* EXCERPTED DATA *
******************************
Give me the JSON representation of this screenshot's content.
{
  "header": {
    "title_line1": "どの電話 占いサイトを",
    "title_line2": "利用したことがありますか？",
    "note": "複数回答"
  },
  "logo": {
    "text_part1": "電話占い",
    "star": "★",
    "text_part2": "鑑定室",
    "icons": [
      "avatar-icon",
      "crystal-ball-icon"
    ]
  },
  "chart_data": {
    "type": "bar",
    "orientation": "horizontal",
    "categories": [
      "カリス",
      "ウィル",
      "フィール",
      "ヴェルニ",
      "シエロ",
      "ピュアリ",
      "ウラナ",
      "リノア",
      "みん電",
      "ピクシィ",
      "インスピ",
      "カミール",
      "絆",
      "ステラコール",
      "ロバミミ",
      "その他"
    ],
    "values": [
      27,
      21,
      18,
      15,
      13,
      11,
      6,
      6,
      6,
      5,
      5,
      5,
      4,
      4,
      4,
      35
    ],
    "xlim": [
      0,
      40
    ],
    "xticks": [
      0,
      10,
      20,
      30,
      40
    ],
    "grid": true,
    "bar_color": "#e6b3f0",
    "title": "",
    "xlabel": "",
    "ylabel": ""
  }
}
******************************
* STATED GOAL *
Transcribe all lines as written.

* RESULT BELOW *
Give me the JSON representation of this screenshot's content.
{
  "header": {
    "title_line1": "どの電話 占いサイトを",
    "title_line2": "利用したことがありますか？",
    "note": "複数回答"
  },
  "logo": {
    "text_part1": "電話占い",
    "star": "★",
    "text_part2": "鑑定室",
    "icons": [
      "avatar-icon",
      "crystal-ball-icon"
    ]
  },
  "chart_data": {
    "type": "bar",
    "orientation": "horizontal",
    "categories": [
      "カリス",
      "ウィル",
      "フィール",
      "ヴェルニ",
      "シエロ",
      "ピュアリ",
      "ウラナ",
      "リノア",
      "みん電",
      "ピクシィ",
      "インスピ",
      "カミール",
      "絆",
      "ステラコール",
      "ロバミミ",
      "その他"
    ],
    "values": [
      27,
      21,
      18,
      15,
      13,
      11,
      6,
      6,
      6,
      5,
      5,
      5,
      4,
      4,
      4,
      35
    ],
    "xlim": [
      0,
      40
    ],
    "xticks": [
      0,
      10,
      20,
      30,
      40
    ],
    "grid": true,
    "bar_color": "#e6b3f0",
    "title": "",
    "xlabel": "",
    "ylabel": ""
  }
}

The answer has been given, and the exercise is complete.